* **GIVEN REQUEST**
Scan the data for lines with "nantenna" and report the count by itself.

----

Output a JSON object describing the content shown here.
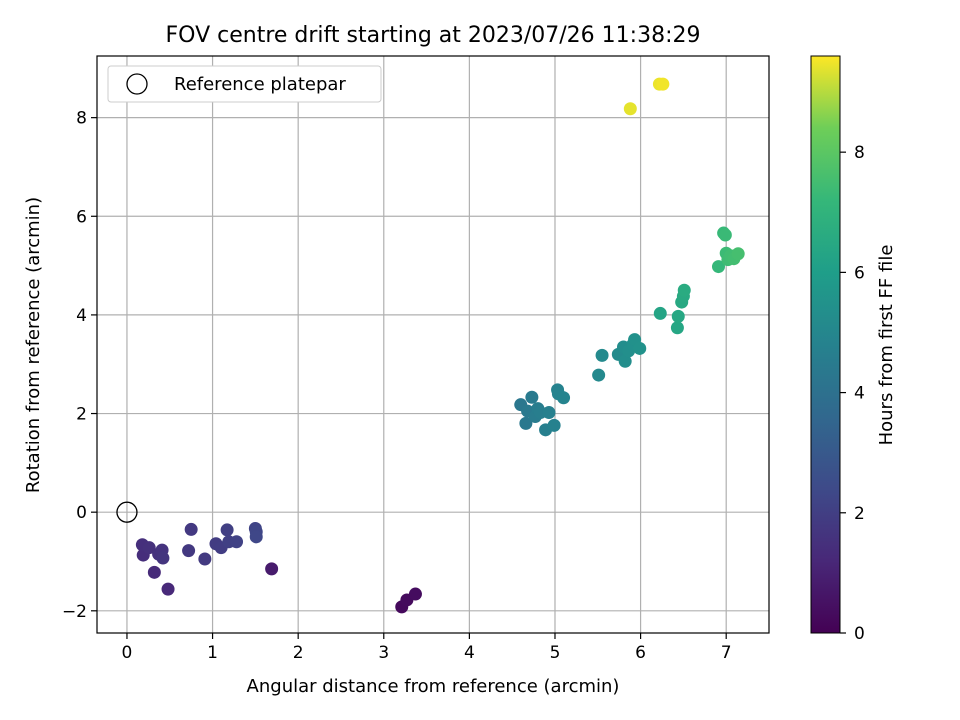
{
  "chart_data": {
    "type": "scatter",
    "title": "FOV centre drift starting at 2023/07/26 11:38:29",
    "xlabel": "Angular distance from reference (arcmin)",
    "ylabel": "Rotation from reference (arcmin)",
    "xlim": [
      -0.35,
      7.5
    ],
    "ylim": [
      -2.45,
      9.25
    ],
    "xticks": [
      0,
      1,
      2,
      3,
      4,
      5,
      6,
      7
    ],
    "yticks": [
      -2,
      0,
      2,
      4,
      6,
      8
    ],
    "grid": true,
    "legend": {
      "placement": "top-left",
      "entries": [
        "Reference platepar"
      ]
    },
    "reference_point": {
      "x": 0,
      "y": 0,
      "label": "Reference platepar"
    },
    "colorbar": {
      "label": "Hours from first FF file",
      "range": [
        0,
        9.6
      ],
      "ticks": [
        0,
        2,
        4,
        6,
        8
      ],
      "colormap": "viridis"
    },
    "points": [
      {
        "x": 3.21,
        "y": -1.92,
        "t": 0.25
      },
      {
        "x": 3.27,
        "y": -1.78,
        "t": 0.3
      },
      {
        "x": 3.37,
        "y": -1.66,
        "t": 0.35
      },
      {
        "x": 1.69,
        "y": -1.15,
        "t": 0.8
      },
      {
        "x": 0.48,
        "y": -1.56,
        "t": 1.25
      },
      {
        "x": 0.32,
        "y": -1.22,
        "t": 1.3
      },
      {
        "x": 0.19,
        "y": -0.87,
        "t": 1.4
      },
      {
        "x": 0.18,
        "y": -0.66,
        "t": 1.45
      },
      {
        "x": 0.26,
        "y": -0.72,
        "t": 1.5
      },
      {
        "x": 0.37,
        "y": -0.85,
        "t": 1.55
      },
      {
        "x": 0.41,
        "y": -0.77,
        "t": 1.6
      },
      {
        "x": 0.42,
        "y": -0.93,
        "t": 1.65
      },
      {
        "x": 0.72,
        "y": -0.78,
        "t": 1.75
      },
      {
        "x": 0.75,
        "y": -0.35,
        "t": 1.8
      },
      {
        "x": 0.91,
        "y": -0.95,
        "t": 1.85
      },
      {
        "x": 1.04,
        "y": -0.64,
        "t": 1.9
      },
      {
        "x": 1.1,
        "y": -0.72,
        "t": 1.95
      },
      {
        "x": 1.17,
        "y": -0.36,
        "t": 2.0
      },
      {
        "x": 1.19,
        "y": -0.6,
        "t": 2.05
      },
      {
        "x": 1.28,
        "y": -0.6,
        "t": 2.1
      },
      {
        "x": 1.5,
        "y": -0.33,
        "t": 2.2
      },
      {
        "x": 1.51,
        "y": -0.4,
        "t": 2.25
      },
      {
        "x": 1.51,
        "y": -0.5,
        "t": 2.3
      },
      {
        "x": 4.6,
        "y": 2.18,
        "t": 4.3
      },
      {
        "x": 4.66,
        "y": 1.8,
        "t": 4.35
      },
      {
        "x": 4.68,
        "y": 2.05,
        "t": 4.4
      },
      {
        "x": 4.73,
        "y": 2.33,
        "t": 4.45
      },
      {
        "x": 4.77,
        "y": 1.94,
        "t": 4.5
      },
      {
        "x": 4.8,
        "y": 2.1,
        "t": 4.55
      },
      {
        "x": 4.83,
        "y": 2.02,
        "t": 4.6
      },
      {
        "x": 4.89,
        "y": 1.67,
        "t": 4.65
      },
      {
        "x": 4.93,
        "y": 2.02,
        "t": 4.7
      },
      {
        "x": 4.99,
        "y": 1.76,
        "t": 4.75
      },
      {
        "x": 5.03,
        "y": 2.48,
        "t": 4.8
      },
      {
        "x": 5.04,
        "y": 2.4,
        "t": 4.85
      },
      {
        "x": 5.1,
        "y": 2.32,
        "t": 4.9
      },
      {
        "x": 5.51,
        "y": 2.78,
        "t": 5.1
      },
      {
        "x": 5.55,
        "y": 3.18,
        "t": 5.15
      },
      {
        "x": 5.74,
        "y": 3.2,
        "t": 5.2
      },
      {
        "x": 5.8,
        "y": 3.35,
        "t": 5.25
      },
      {
        "x": 5.82,
        "y": 3.06,
        "t": 5.3
      },
      {
        "x": 5.86,
        "y": 3.27,
        "t": 5.35
      },
      {
        "x": 5.91,
        "y": 3.4,
        "t": 5.4
      },
      {
        "x": 5.93,
        "y": 3.5,
        "t": 5.45
      },
      {
        "x": 5.99,
        "y": 3.32,
        "t": 5.5
      },
      {
        "x": 6.23,
        "y": 4.03,
        "t": 6.3
      },
      {
        "x": 6.43,
        "y": 3.74,
        "t": 6.4
      },
      {
        "x": 6.44,
        "y": 3.97,
        "t": 6.45
      },
      {
        "x": 6.48,
        "y": 4.26,
        "t": 6.5
      },
      {
        "x": 6.5,
        "y": 4.38,
        "t": 6.55
      },
      {
        "x": 6.51,
        "y": 4.5,
        "t": 6.6
      },
      {
        "x": 6.91,
        "y": 4.98,
        "t": 7.2
      },
      {
        "x": 6.97,
        "y": 5.66,
        "t": 7.25
      },
      {
        "x": 6.99,
        "y": 5.62,
        "t": 7.3
      },
      {
        "x": 7.0,
        "y": 5.25,
        "t": 7.35
      },
      {
        "x": 7.02,
        "y": 5.12,
        "t": 7.4
      },
      {
        "x": 7.05,
        "y": 5.2,
        "t": 7.45
      },
      {
        "x": 7.09,
        "y": 5.14,
        "t": 7.5
      },
      {
        "x": 7.14,
        "y": 5.24,
        "t": 7.55
      },
      {
        "x": 5.88,
        "y": 8.18,
        "t": 9.4
      },
      {
        "x": 6.22,
        "y": 8.68,
        "t": 9.45
      },
      {
        "x": 6.26,
        "y": 8.68,
        "t": 9.5
      }
    ]
  }
}
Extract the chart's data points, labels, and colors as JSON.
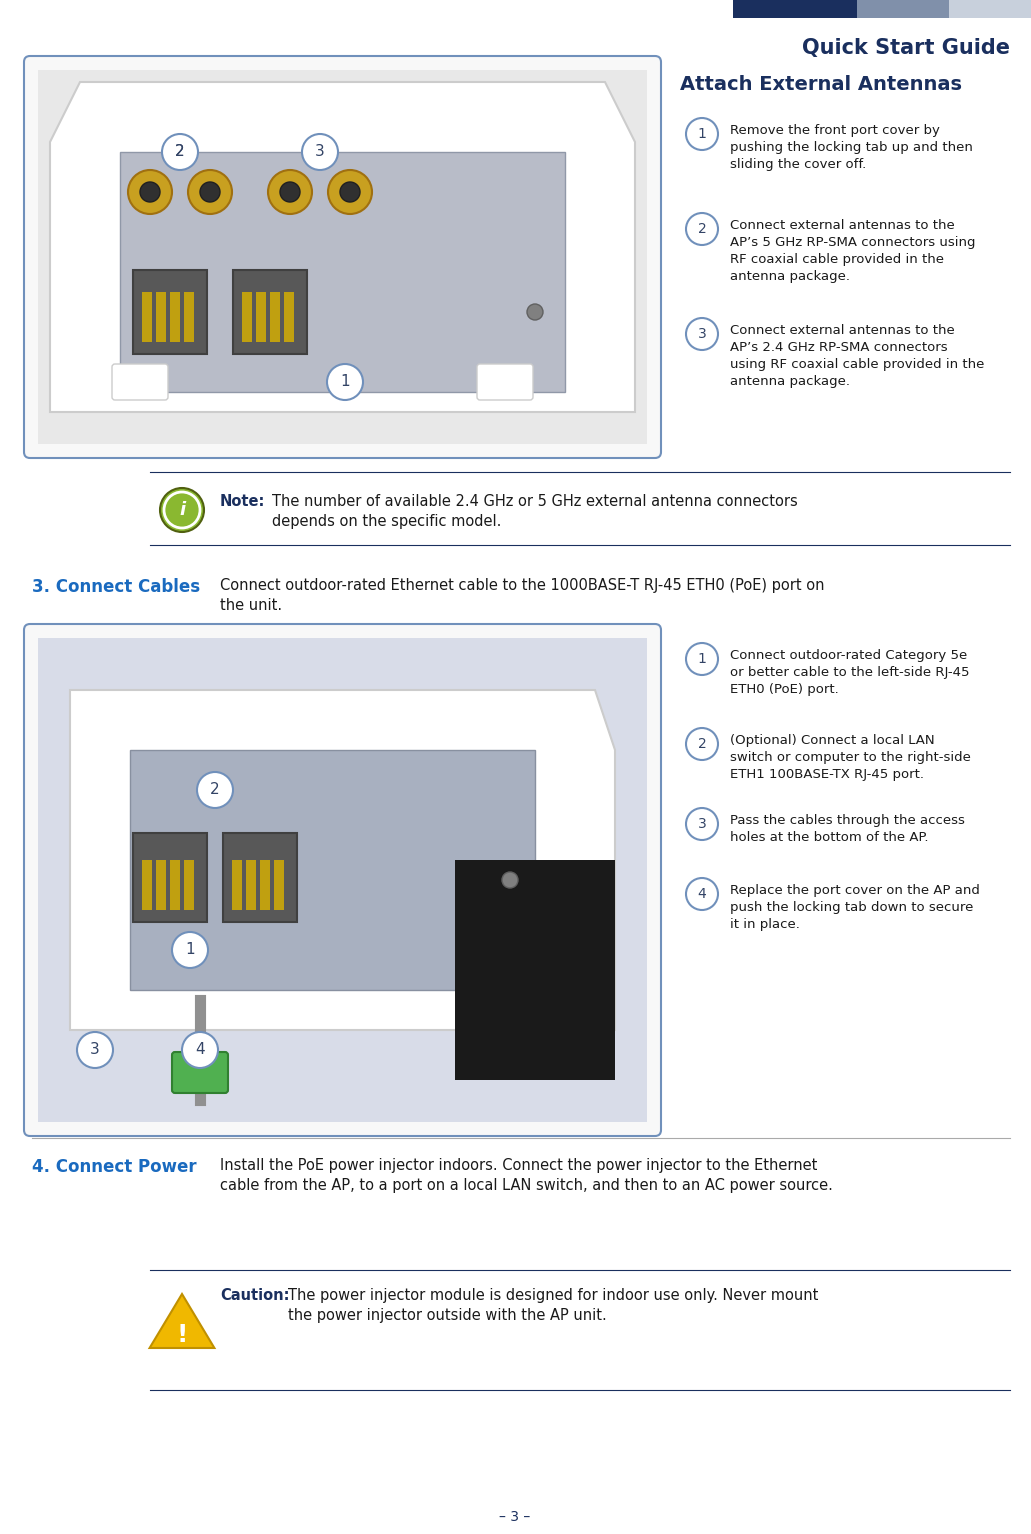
{
  "page_title": "Quick Start Guide",
  "page_number": "– 3 –",
  "header_colors": [
    "#c8d0dc",
    "#8090aa",
    "#1a2f5e"
  ],
  "title_color": "#1a2f5e",
  "body_text_color": "#1a1a1a",
  "accent_color": "#1a6abf",
  "section1_title": "Attach External Antennas",
  "section1_steps": [
    "Remove the front port cover by\npushing the locking tab up and then\nsliding the cover off.",
    "Connect external antennas to the\nAP’s 5 GHz RP-SMA connectors using\nRF coaxial cable provided in the\nantenna package.",
    "Connect external antennas to the\nAP’s 2.4 GHz RP-SMA connectors\nusing RF coaxial cable provided in the\nantenna package."
  ],
  "note_icon_color": "#8ab830",
  "note_text_bold": "Note:",
  "note_text_rest": " The number of available 2.4 GHz or 5 GHz external antenna connectors\ndepends on the specific model.",
  "note_text_color": "#1a2f5e",
  "section2_label": "3. Connect Cables",
  "section2_text": "Connect outdoor-rated Ethernet cable to the 1000BASE-T RJ-45 ETH0 (PoE) port on\nthe unit.",
  "section2_steps": [
    "Connect outdoor-rated Category 5e\nor better cable to the left-side RJ-45\nETH0 (PoE) port.",
    "(Optional) Connect a local LAN\nswitch or computer to the right-side\nETH1 100BASE-TX RJ-45 port.",
    "Pass the cables through the access\nholes at the bottom of the AP.",
    "Replace the port cover on the AP and\npush the locking tab down to secure\nit in place."
  ],
  "section3_label": "4. Connect Power",
  "section3_text": "Install the PoE power injector indoors. Connect the power injector to the Ethernet\ncable from the AP, to a port on a local LAN switch, and then to an AC power source.",
  "caution_icon_color": "#f0b800",
  "caution_text_bold": "Caution:",
  "caution_text_rest": " The power injector module is designed for indoor use only. Never mount\nthe power injector outside with the AP unit.",
  "divider_color": "#1a2f5e",
  "divider_light": "#aaaaaa",
  "bg_color": "#ffffff",
  "circle_edge_color": "#7090bb",
  "circle_text_color": "#334466",
  "label_color": "#1a6abf"
}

----

* **EXERCISE RESPONSE**
2